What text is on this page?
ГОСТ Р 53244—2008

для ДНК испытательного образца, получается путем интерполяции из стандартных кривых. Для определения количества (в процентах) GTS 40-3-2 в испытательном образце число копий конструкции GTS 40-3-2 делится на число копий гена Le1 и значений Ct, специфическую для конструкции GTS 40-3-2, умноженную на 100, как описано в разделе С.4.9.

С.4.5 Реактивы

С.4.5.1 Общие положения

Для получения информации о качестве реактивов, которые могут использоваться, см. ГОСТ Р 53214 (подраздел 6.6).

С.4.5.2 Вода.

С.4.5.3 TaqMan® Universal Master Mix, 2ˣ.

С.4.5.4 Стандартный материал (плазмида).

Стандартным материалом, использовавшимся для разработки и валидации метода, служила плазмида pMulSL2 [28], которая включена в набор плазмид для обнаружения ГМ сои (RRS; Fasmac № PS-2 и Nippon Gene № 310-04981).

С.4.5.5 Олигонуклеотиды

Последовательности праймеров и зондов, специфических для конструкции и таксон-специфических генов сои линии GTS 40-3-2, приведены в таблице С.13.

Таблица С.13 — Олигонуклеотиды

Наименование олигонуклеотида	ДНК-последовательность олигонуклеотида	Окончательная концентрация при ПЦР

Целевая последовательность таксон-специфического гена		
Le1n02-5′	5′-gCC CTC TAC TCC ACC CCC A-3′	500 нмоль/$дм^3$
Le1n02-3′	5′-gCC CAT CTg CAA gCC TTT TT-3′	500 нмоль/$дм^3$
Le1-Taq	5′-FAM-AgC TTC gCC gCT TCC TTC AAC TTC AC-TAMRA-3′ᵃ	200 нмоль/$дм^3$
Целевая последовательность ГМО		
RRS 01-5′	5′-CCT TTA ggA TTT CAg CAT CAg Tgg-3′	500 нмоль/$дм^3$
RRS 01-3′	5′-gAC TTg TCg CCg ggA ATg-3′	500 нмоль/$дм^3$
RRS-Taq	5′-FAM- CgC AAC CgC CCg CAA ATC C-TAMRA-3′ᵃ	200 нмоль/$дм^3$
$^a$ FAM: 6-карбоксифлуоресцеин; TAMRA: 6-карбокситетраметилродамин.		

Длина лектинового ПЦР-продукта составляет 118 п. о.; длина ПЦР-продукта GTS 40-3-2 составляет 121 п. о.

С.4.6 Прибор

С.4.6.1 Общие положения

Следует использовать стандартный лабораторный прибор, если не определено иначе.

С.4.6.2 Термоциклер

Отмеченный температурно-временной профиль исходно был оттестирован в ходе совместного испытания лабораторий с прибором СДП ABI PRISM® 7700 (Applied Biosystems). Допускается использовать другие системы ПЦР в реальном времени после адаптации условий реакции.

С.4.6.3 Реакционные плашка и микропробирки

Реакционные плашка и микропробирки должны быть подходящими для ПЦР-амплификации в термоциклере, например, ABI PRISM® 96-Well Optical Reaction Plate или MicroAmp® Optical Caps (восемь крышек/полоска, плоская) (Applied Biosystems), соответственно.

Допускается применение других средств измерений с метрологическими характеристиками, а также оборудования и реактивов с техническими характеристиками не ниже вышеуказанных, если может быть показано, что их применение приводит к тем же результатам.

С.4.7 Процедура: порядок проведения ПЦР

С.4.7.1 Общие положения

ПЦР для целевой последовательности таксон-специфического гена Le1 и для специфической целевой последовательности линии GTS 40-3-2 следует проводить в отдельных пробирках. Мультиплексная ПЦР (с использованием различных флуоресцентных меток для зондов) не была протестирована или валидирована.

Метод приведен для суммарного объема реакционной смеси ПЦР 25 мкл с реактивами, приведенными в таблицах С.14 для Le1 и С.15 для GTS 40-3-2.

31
_____
Problem:
Read through the entries, then copy every line where the string "гена" is found.

Exercise response:
для ДНК испытательного образца, получается путем интерполяции из стандартных кривых. Для определения количества (в процентах) GTS 40-3-2 в испытательном образце число копий конструкции GTS 40-3-2 делится на число копий гена Le1 и значений Ct, специфическую для конструкции GTS 40-3-2, умноженную на 100, как описано в разделе С.4.9.
Целевая последовательность таксон-специфического гена		
ПЦР для целевой последовательности таксон-специфического гена Le1 и для специфической целевой последовательности линии GTS 40-3-2 следует проводить в отдельных пробирках. Мультиплексная ПЦР (с использованием различных флуоресцентных меток для зондов) не была протестирована или валидирована.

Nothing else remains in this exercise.